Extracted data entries

########

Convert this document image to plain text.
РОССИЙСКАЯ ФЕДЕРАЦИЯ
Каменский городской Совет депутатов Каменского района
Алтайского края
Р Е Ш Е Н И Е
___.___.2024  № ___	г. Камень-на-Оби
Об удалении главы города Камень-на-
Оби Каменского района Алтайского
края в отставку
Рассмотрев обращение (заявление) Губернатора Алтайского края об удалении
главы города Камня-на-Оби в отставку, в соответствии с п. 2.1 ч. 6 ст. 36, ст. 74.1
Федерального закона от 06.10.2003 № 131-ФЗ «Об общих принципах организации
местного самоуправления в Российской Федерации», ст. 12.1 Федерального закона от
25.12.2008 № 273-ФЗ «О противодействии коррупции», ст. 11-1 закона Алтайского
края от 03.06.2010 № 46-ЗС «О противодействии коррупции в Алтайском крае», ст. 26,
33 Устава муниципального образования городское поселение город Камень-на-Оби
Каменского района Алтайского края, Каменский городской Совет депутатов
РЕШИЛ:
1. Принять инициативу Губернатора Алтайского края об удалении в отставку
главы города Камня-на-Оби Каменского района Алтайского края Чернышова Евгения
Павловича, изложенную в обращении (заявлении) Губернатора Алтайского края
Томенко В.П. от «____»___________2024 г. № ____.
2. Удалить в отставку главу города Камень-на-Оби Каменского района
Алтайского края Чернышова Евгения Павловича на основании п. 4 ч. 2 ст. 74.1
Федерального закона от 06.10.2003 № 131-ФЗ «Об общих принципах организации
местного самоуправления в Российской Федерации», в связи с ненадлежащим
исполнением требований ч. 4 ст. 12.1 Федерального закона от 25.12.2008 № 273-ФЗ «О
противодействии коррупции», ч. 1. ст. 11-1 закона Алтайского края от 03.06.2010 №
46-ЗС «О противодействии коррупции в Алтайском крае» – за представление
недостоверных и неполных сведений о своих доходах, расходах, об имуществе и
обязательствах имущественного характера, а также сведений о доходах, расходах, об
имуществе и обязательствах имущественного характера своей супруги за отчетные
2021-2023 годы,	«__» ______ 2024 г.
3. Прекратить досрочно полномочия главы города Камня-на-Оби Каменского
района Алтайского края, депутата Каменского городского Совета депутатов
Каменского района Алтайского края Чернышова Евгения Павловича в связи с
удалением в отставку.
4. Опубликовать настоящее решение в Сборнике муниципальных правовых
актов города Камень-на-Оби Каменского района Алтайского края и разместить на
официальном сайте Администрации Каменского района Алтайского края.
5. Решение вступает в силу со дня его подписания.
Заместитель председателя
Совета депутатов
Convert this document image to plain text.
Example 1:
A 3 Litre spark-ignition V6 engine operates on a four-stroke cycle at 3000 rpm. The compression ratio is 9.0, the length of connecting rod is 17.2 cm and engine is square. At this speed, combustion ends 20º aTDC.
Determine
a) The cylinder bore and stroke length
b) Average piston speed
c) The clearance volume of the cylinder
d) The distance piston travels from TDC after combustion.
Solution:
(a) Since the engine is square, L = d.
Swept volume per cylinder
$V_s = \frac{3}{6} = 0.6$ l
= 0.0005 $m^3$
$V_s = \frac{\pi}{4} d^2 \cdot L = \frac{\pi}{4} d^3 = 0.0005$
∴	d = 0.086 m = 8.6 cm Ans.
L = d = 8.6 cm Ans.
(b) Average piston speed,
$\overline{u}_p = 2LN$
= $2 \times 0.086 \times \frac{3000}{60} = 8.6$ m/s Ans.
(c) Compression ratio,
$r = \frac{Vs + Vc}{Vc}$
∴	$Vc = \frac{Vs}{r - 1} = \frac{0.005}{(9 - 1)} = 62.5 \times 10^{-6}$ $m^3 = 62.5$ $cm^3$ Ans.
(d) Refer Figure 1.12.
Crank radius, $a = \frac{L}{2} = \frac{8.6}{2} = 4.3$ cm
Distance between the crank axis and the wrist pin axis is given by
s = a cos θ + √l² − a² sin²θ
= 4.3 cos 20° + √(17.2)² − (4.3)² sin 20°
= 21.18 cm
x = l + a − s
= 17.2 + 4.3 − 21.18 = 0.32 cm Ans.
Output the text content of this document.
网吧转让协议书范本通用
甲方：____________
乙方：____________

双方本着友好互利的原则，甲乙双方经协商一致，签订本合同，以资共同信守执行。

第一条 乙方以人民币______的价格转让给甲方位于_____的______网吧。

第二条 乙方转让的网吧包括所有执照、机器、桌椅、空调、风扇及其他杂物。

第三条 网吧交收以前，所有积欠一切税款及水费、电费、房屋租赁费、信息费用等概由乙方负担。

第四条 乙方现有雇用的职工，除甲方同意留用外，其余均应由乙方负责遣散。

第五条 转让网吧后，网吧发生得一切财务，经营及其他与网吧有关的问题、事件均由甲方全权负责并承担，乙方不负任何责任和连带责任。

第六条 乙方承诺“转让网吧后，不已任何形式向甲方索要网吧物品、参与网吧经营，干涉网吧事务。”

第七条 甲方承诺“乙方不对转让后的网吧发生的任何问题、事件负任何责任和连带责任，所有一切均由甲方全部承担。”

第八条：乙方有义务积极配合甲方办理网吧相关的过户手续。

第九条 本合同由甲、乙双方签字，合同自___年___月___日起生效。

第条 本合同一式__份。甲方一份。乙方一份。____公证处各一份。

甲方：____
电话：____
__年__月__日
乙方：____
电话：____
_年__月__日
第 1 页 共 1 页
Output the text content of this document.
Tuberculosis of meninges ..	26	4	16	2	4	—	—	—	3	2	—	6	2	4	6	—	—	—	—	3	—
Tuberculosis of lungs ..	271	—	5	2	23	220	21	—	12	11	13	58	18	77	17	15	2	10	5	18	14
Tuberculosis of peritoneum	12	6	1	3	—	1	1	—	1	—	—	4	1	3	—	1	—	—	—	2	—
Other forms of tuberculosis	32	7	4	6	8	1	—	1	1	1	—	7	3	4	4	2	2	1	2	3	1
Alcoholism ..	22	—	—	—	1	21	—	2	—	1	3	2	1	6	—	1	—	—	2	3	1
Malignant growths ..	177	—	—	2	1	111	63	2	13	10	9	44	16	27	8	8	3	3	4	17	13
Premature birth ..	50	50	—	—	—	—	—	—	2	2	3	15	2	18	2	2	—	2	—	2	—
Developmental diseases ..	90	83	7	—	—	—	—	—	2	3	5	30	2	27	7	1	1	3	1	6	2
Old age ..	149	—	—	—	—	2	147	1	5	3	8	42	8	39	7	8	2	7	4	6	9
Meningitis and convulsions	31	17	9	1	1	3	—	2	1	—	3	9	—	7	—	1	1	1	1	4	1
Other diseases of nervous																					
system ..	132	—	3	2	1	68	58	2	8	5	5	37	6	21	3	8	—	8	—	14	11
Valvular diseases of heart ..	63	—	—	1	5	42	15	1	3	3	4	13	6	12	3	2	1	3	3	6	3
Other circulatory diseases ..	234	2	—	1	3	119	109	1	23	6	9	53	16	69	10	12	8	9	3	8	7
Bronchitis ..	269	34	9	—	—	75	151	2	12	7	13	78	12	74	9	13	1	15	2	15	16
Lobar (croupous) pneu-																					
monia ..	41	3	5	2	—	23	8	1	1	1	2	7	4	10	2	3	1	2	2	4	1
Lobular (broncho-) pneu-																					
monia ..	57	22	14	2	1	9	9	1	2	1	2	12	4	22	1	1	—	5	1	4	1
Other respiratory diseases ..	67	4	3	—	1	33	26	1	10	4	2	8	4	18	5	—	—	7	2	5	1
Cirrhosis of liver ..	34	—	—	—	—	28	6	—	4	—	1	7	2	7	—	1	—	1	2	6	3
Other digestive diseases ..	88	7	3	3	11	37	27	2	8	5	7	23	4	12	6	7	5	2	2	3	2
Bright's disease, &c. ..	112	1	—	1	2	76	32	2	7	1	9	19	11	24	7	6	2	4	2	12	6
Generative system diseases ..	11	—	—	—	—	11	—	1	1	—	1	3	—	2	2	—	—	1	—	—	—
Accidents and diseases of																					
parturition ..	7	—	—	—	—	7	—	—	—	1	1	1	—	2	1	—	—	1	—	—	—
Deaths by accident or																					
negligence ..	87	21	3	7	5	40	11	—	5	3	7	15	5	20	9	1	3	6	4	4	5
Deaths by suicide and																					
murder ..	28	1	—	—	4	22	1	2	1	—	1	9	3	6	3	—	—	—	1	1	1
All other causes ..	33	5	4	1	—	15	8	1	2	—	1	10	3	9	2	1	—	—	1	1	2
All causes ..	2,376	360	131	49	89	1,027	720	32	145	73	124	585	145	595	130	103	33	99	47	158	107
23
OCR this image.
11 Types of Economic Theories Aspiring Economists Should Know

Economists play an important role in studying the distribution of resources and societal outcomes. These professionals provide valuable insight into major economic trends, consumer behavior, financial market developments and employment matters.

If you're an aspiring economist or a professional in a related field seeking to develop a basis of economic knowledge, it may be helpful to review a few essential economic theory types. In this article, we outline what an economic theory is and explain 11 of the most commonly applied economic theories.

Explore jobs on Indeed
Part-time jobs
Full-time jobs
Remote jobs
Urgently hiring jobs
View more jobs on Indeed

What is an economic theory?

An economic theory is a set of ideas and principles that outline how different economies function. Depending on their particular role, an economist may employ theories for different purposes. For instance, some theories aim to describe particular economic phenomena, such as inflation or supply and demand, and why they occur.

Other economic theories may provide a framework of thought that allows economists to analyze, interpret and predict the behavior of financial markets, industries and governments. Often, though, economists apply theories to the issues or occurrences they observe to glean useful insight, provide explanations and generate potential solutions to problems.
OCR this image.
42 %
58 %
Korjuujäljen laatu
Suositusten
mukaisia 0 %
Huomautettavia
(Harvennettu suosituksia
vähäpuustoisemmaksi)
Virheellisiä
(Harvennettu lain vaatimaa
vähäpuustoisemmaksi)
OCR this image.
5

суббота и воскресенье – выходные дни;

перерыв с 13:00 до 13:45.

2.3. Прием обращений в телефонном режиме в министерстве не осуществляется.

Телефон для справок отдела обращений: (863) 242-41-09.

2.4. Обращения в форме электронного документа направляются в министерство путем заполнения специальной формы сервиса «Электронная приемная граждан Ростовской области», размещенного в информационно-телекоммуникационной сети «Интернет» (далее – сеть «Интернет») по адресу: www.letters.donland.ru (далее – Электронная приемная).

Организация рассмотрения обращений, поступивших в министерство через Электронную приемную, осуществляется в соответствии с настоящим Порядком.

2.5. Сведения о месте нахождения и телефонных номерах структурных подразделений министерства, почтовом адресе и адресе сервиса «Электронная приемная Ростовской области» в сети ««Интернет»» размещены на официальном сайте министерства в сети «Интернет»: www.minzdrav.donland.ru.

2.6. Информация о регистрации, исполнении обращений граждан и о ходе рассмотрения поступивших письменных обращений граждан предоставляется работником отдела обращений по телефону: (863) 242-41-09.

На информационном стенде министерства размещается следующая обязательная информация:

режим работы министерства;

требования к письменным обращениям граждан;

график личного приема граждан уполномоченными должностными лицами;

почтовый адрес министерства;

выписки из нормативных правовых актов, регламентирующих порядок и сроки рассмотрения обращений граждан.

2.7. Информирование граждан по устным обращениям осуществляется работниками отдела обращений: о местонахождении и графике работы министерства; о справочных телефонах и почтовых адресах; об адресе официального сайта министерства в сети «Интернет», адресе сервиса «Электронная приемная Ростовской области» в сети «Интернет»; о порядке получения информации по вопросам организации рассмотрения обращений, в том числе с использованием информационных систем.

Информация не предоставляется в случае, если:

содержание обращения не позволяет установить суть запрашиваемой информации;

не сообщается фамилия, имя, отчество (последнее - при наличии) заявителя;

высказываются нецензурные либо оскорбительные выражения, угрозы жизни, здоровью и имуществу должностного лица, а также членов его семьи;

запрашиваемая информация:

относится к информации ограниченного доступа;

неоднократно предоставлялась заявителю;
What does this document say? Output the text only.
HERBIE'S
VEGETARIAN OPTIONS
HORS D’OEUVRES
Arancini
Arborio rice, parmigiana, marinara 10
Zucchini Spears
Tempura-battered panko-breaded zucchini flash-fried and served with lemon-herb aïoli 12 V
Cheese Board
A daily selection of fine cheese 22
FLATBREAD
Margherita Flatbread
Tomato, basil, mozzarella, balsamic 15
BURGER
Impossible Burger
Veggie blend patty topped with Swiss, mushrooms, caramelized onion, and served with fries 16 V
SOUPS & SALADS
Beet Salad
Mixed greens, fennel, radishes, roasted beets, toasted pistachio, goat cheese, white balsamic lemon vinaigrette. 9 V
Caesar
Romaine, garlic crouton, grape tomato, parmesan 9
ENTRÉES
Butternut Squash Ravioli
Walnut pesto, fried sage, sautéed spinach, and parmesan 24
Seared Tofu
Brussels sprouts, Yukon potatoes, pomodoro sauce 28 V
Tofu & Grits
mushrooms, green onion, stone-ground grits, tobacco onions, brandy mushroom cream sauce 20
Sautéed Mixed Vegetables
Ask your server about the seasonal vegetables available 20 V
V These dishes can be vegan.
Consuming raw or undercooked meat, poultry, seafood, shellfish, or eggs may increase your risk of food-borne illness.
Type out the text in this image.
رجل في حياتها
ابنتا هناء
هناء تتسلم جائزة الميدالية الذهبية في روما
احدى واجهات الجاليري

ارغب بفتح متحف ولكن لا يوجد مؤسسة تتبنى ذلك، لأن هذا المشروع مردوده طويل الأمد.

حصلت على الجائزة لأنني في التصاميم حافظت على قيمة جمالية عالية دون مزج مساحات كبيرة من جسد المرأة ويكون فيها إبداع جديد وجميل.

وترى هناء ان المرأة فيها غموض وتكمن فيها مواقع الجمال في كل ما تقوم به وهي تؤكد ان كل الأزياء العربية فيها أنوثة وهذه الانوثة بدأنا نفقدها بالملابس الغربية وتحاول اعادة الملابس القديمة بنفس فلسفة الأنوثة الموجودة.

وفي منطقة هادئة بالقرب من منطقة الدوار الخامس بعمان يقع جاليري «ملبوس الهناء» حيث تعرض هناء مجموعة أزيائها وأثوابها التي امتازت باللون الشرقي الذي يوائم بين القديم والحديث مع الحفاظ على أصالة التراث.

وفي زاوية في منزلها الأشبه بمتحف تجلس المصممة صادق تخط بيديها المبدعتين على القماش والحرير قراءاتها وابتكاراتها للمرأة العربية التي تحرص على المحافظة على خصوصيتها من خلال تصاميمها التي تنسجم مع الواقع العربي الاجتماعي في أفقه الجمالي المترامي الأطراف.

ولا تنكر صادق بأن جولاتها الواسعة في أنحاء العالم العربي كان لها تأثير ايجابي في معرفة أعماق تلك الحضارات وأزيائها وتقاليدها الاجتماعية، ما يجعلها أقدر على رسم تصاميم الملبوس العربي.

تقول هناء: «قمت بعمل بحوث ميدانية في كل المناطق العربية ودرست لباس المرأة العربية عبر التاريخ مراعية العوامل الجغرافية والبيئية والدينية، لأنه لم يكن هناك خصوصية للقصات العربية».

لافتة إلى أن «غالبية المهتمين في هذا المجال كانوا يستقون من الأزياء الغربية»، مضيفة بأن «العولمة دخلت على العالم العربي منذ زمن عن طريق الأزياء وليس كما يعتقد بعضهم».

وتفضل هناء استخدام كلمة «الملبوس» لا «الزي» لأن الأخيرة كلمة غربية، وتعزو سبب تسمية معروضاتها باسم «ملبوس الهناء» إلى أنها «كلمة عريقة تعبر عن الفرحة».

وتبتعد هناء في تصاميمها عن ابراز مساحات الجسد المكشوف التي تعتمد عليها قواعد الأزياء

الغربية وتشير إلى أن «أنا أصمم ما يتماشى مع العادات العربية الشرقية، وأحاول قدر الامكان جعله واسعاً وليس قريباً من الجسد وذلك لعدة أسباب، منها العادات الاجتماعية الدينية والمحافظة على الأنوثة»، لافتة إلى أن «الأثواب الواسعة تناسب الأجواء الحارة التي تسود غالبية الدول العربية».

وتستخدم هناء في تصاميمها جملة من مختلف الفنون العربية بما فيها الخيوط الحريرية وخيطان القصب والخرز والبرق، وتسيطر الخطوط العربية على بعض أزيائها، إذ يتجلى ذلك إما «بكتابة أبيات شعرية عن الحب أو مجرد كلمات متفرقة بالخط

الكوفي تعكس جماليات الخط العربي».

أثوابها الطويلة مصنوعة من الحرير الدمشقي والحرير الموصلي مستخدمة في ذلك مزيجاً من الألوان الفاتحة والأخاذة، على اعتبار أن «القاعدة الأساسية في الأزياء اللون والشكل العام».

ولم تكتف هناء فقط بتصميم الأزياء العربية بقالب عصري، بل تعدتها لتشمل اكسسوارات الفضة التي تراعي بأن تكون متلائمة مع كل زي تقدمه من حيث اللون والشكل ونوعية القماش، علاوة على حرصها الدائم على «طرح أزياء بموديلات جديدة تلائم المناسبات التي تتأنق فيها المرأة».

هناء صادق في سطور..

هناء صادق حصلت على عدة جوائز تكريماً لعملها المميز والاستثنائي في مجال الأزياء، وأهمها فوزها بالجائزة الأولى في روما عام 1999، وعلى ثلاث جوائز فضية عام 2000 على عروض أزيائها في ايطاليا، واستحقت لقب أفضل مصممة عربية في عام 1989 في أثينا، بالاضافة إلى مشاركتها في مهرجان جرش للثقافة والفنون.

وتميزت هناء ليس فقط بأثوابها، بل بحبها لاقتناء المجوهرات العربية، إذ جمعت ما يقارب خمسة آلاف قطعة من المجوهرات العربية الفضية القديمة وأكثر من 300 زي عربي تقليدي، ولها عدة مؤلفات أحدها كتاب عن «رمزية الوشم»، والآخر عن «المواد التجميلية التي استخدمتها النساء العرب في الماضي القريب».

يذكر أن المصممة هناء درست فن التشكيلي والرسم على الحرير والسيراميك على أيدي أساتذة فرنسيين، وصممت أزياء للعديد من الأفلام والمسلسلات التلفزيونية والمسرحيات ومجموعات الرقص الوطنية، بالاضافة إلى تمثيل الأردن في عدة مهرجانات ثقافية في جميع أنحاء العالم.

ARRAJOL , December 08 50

########

▸ **Request**
The lines to collect are those holding the string "القماش"; copy them all.

▸ **Solved problem**
وفي زاوية في منزلها الأشبه بمتحف تجلس المصممة صادق تخط بيديها المبدعتين على القماش والحرير قراءاتها وابتكاراتها للمرأة العربية التي تحرص على المحافظة على خصوصيتها من خلال تصاميمها التي تنسجم مع الواقع العربي الاجتماعي في أفقه الجمالي المترامي الأطراف.
ولم تكتف هناء فقط بتصميم الأزياء العربية بقالب عصري، بل تعدتها لتشمل اكسسوارات الفضة التي تراعي بأن تكون متلائمة مع كل زي تقدمه من حيث اللون والشكل ونوعية القماش، علاوة على حرصها الدائم على «طرح أزياء بموديلات جديدة تلائم المناسبات التي تتأنق فيها المرأة».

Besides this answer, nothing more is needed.